(Collection entries)

****************************************

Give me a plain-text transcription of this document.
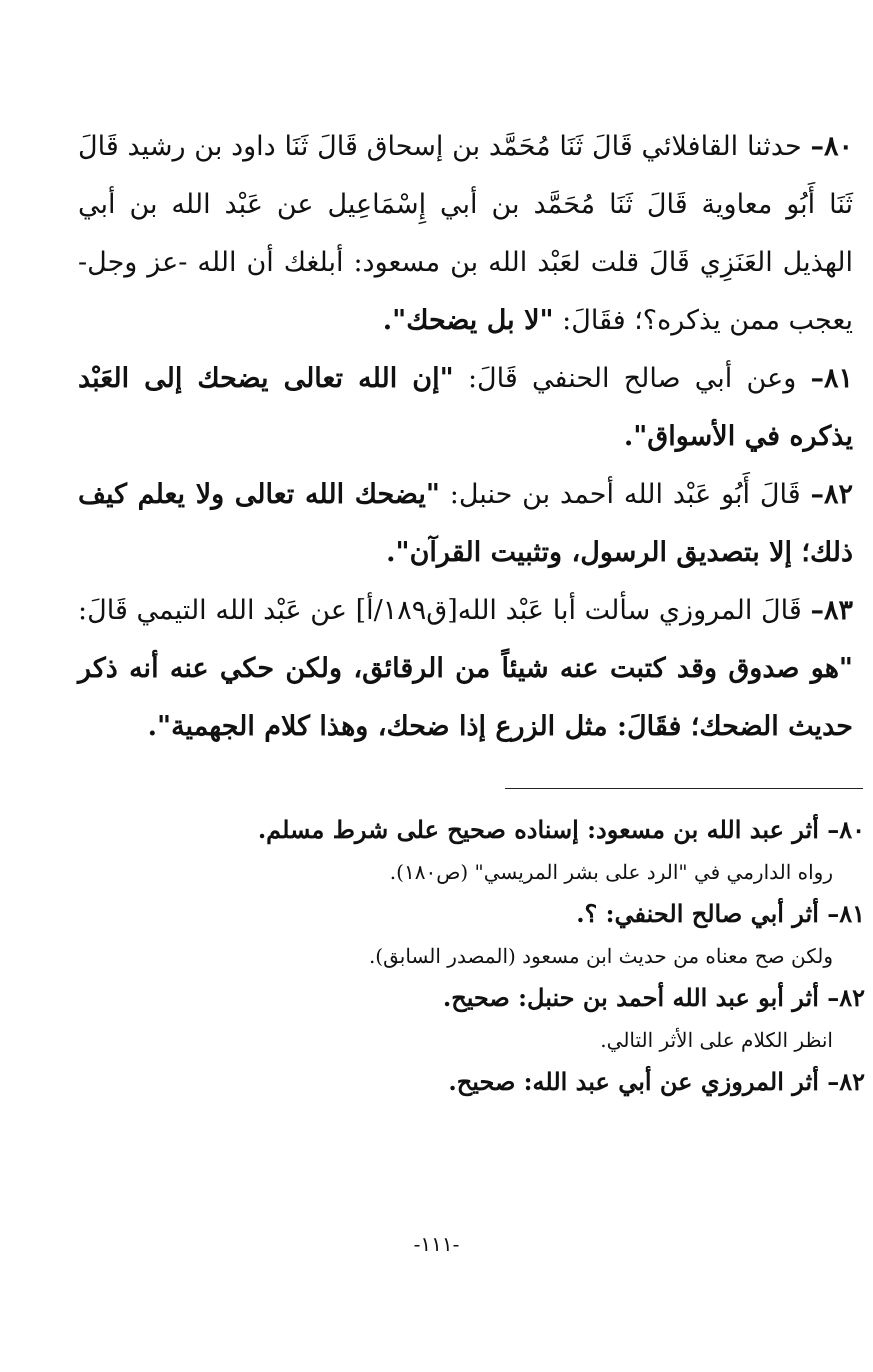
٨٠– حدثنا القافلائي قَالَ ثَنَا مُحَمَّد بن إسحاق قَالَ ثَنَا داود بن رشيد قَالَ ثَنَا أَبُو معاوية قَالَ ثَنَا مُحَمَّد بن أبي إِسْمَاعِيل عن عَبْد الله بن أبي الهذيل العَنَزِي قَالَ قلت لعَبْد الله بن مسعود: أبلغك أن الله -عز وجل- يعجب ممن يذكره؟؛ فقَالَ: "لا بل يضحك".

٨١– وعن أبي صالح الحنفي قَالَ: "إن الله تعالى يضحك إلى العَبْد يذكره في الأسواق".

٨٢– قَالَ أَبُو عَبْد الله أحمد بن حنبل: "يضحك الله تعالى ولا يعلم كيف ذلك؛ إلا بتصديق الرسول، وتثبيت القرآن".

٨٣– قَالَ المروزي سألت أبا عَبْد الله[ق١٨٩/أ] عن عَبْد الله التيمي قَالَ: "هو صدوق وقد كتبت عنه شيئاً من الرقائق، ولكن حكي عنه أنه ذكر حديث الضحك؛ فقَالَ: مثل الزرع إذا ضحك، وهذا كلام الجهمية".

٨٠– أثر عبد الله بن مسعود: إسناده صحيح على شرط مسلم.

رواه الدارمي في "الرد على بشر المريسي" (ص١٨٠).

٨١– أثر أبي صالح الحنفي: ؟.

ولكن صح معناه من حديث ابن مسعود (المصدر السابق).

٨٢– أثر أبو عبد الله أحمد بن حنبل: صحيح.

انظر الكلام على الأثر التالي.

٨٢– أثر المروزي عن أبي عبد الله: صحيح.

-١١١-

****************************************

#### PROBLEM STATEMENT:
Take the listing above and restate it word for word, without its pictures.

#### ANSWER TO THIS TASK:
Give me a plain-text transcription of this document.
٨٠– حدثنا القافلائي قَالَ ثَنَا مُحَمَّد بن إسحاق قَالَ ثَنَا داود بن رشيد قَالَ ثَنَا أَبُو معاوية قَالَ ثَنَا مُحَمَّد بن أبي إِسْمَاعِيل عن عَبْد الله بن أبي الهذيل العَنَزِي قَالَ قلت لعَبْد الله بن مسعود: أبلغك أن الله -عز وجل- يعجب ممن يذكره؟؛ فقَالَ: "لا بل يضحك".

٨١– وعن أبي صالح الحنفي قَالَ: "إن الله تعالى يضحك إلى العَبْد يذكره في الأسواق".

٨٢– قَالَ أَبُو عَبْد الله أحمد بن حنبل: "يضحك الله تعالى ولا يعلم كيف ذلك؛ إلا بتصديق الرسول، وتثبيت القرآن".

٨٣– قَالَ المروزي سألت أبا عَبْد الله[ق١٨٩/أ] عن عَبْد الله التيمي قَالَ: "هو صدوق وقد كتبت عنه شيئاً من الرقائق، ولكن حكي عنه أنه ذكر حديث الضحك؛ فقَالَ: مثل الزرع إذا ضحك، وهذا كلام الجهمية".

٨٠– أثر عبد الله بن مسعود: إسناده صحيح على شرط مسلم.

رواه الدارمي في "الرد على بشر المريسي" (ص١٨٠).

٨١– أثر أبي صالح الحنفي: ؟.

ولكن صح معناه من حديث ابن مسعود (المصدر السابق).

٨٢– أثر أبو عبد الله أحمد بن حنبل: صحيح.

انظر الكلام على الأثر التالي.

٨٢– أثر المروزي عن أبي عبد الله: صحيح.

-١١١-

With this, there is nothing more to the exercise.